Lines of data
──────────────────────────────

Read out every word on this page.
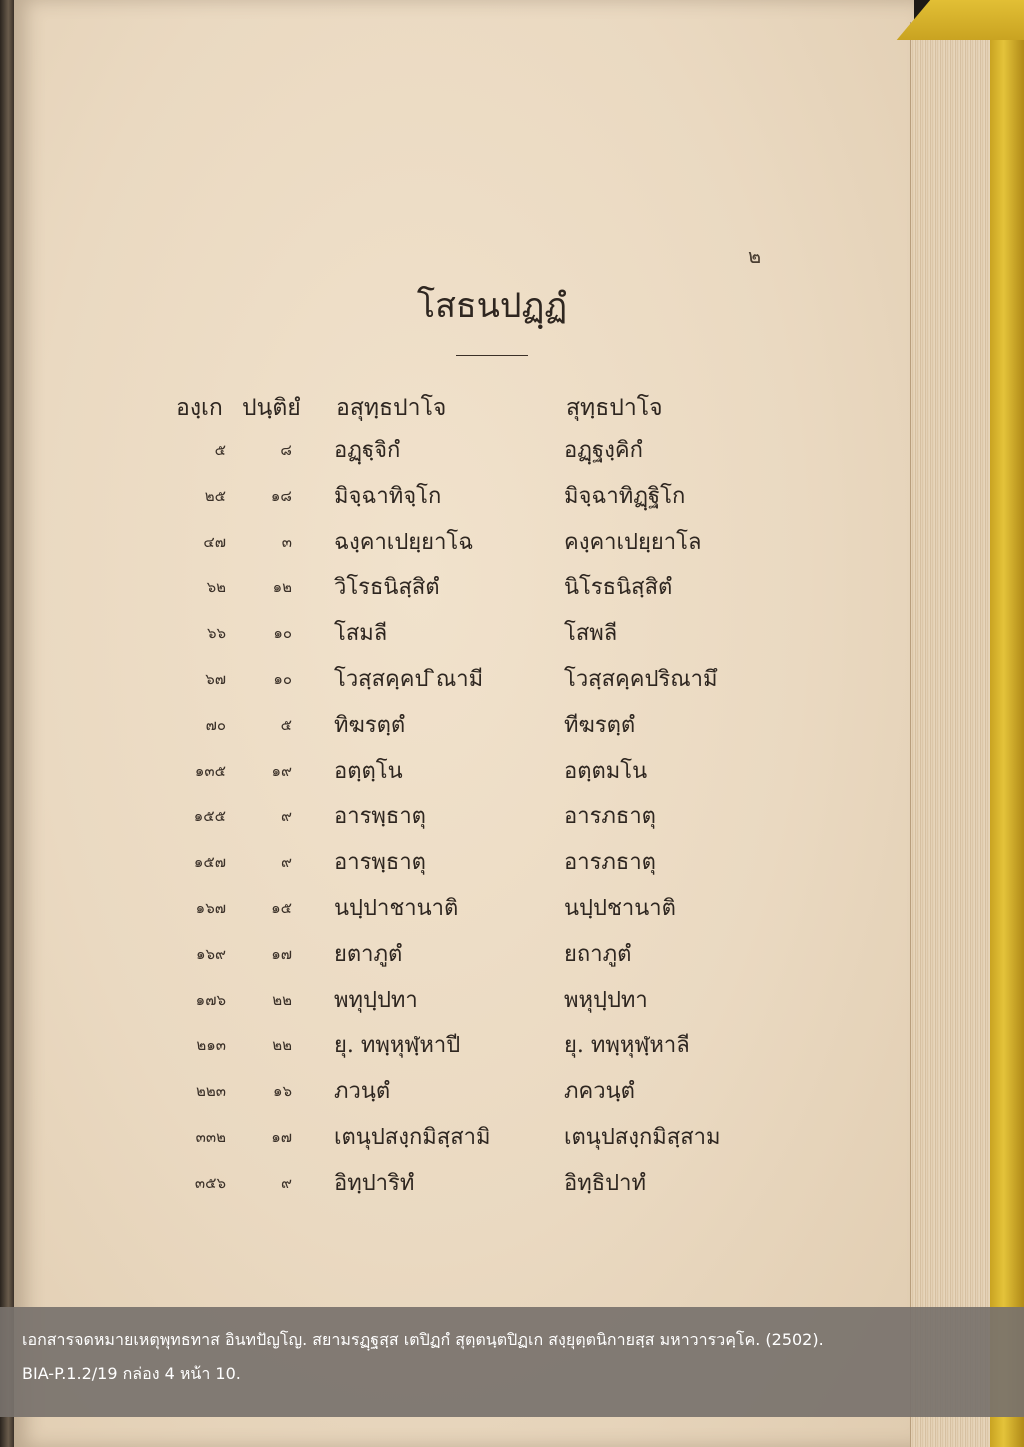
๒

โสธนปฏฺฏํ
องฺเก ปนฺติยํ อสุทฺธปาโจ	สุทฺธปาโจ
๕	๘ อฏฺฐฺจิกํ	อฏฺฐงฺคิกํ
๒๕	๑๘ มิจฺฉาทิจฺโก	มิจฺฉาทิฏฺฐิโก
๔๗	๓ ฉงฺคาเปยฺยาโฉ	คงฺคาเปยฺยาโล
๖๒	๑๒ วิโรธนิสฺสิตํ	นิโรธนิสฺสิตํ
๖๖	๑๐ โสมลี	โสพลี
๖๗	๑๐ โวสฺสคฺคป ิณามี	โวสฺสคฺคปริณามึ
๗๐	๕ ทิฆรตฺตํ	ทีฆรตฺตํ
๑๓๕	๑๙ อตฺตฺโน	อตฺตมโน
๑๕๕	๙ อารพฺธาตุ	อารภธาตุ
๑๕๗	๙ อารพฺธาตุ	อารภธาตุ
๑๖๗	๑๕ นปฺปาชานาติ	นปฺปชานาติ
๑๖๙	๑๗ ยตาภูตํ	ยถาภูตํ
๑๗๖	๒๒ พทุปฺปทา	พหุปฺปทา
๒๑๓	๒๒ ยุ. ทพฺหุฬฺหาปี	ยุ. ทพฺหุฬฺหาลี
๒๒๓	๑๖ ภวนฺตํ	ภควนฺตํ
๓๓๒	๑๗ เตนุปสงฺกมิสฺสามิ	เตนุปสงฺกมิสฺสาม
๓๕๖	๙ อิทฺปาริทํ	อิทฺธิปาทํ

เอกสารจดหมายเหตุพุทธทาส อินทปัญโญ. สยามรฏฺฐสฺส เตปิฏกํ สุตฺตนฺตปิฏเก สงฺยุตฺตนิกายสฺส มหาวารวคฺโค. (2502).

BIA-P.1.2/19 กล่อง 4 หน้า 10.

──────────────────────────────

> Written task: Return each line exactly as written. Any picture gets left out.

> Problem solution:
Read out every word on this page.
๒

โสธนปฏฺฏํ
องฺเก ปนฺติยํ อสุทฺธปาโจ	สุทฺธปาโจ
๕	๘ อฏฺฐฺจิกํ	อฏฺฐงฺคิกํ
๒๕	๑๘ มิจฺฉาทิจฺโก	มิจฺฉาทิฏฺฐิโก
๔๗	๓ ฉงฺคาเปยฺยาโฉ	คงฺคาเปยฺยาโล
๖๒	๑๒ วิโรธนิสฺสิตํ	นิโรธนิสฺสิตํ
๖๖	๑๐ โสมลี	โสพลี
๖๗	๑๐ โวสฺสคฺคป ิณามี	โวสฺสคฺคปริณามึ
๗๐	๕ ทิฆรตฺตํ	ทีฆรตฺตํ
๑๓๕	๑๙ อตฺตฺโน	อตฺตมโน
๑๕๕	๙ อารพฺธาตุ	อารภธาตุ
๑๕๗	๙ อารพฺธาตุ	อารภธาตุ
๑๖๗	๑๕ นปฺปาชานาติ	นปฺปชานาติ
๑๖๙	๑๗ ยตาภูตํ	ยถาภูตํ
๑๗๖	๒๒ พทุปฺปทา	พหุปฺปทา
๒๑๓	๒๒ ยุ. ทพฺหุฬฺหาปี	ยุ. ทพฺหุฬฺหาลี
๒๒๓	๑๖ ภวนฺตํ	ภควนฺตํ
๓๓๒	๑๗ เตนุปสงฺกมิสฺสามิ	เตนุปสงฺกมิสฺสาม
๓๕๖	๙ อิทฺปาริทํ	อิทฺธิปาทํ

เอกสารจดหมายเหตุพุทธทาส อินทปัญโญ. สยามรฏฺฐสฺส เตปิฏกํ สุตฺตนฺตปิฏเก สงฺยุตฺตนิกายสฺส มหาวารวคฺโค. (2502).

BIA-P.1.2/19 กล่อง 4 หน้า 10.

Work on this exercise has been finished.